**Your goal**
Determine how many lines in these records hold "corde". Only the number is wanted.

**Input data**
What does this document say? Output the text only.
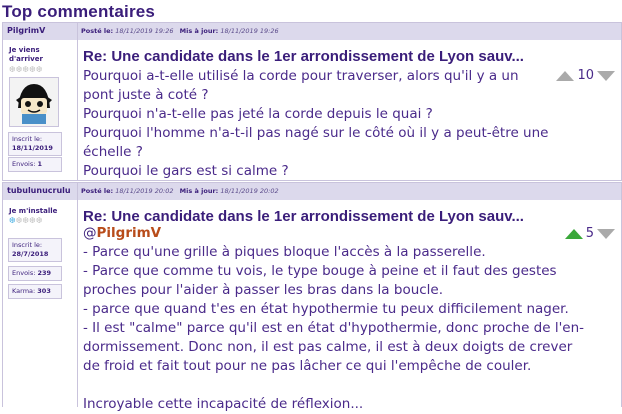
Top commentaires
PilgrimV	Posté le: 18/11/2019 19:26 Mis à jour: 18/11/2019 19:26
Je viens
d'arriver
❆❆❆❆❆
Inscrit le:
18/11/2019
Envois: 1
Re: Une candidate dans le 1er arrondissement de Lyon sauv...
10

Pourquoi a-t-elle utilisé la corde pour traverser, alors qu'il y a un

pont juste à coté ?

Pourquoi n'a-t-elle pas jeté la corde depuis le quai ?

Pourquoi l'homme n'a-t-il pas nagé sur le côté où il y a peut-être une

échelle ?

Pourquoi le gars est si calme ?

tubulunucrulu Posté le: 18/11/2019 20:02 Mis à jour: 18/11/2019 20:02
Je m'installe
❆❆❆❆❆
Inscrit le:
28/7/2018
Envois: 239
Karma: 303
Re: Une candidate dans le 1er arrondissement de Lyon sauv...
5

@PilgrimV

- Parce qu'une grille à piques bloque l'accès à la passerelle.

- Parce que comme tu vois, le type bouge à peine et il faut des gestes

proches pour l'aider à passer les bras dans la boucle.

- parce que quand t'es en état hypothermie tu peux difficilement nager.

- Il est "calme" parce qu'il est en état d'hypothermie, donc proche de l'en-

dormissement. Donc non, il est pas calme, il est à deux doigts de crever

de froid et fait tout pour ne pas lâcher ce qui l'empêche de couler.

Incroyable cette incapacité de réflexion...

**Solution for this problem**
2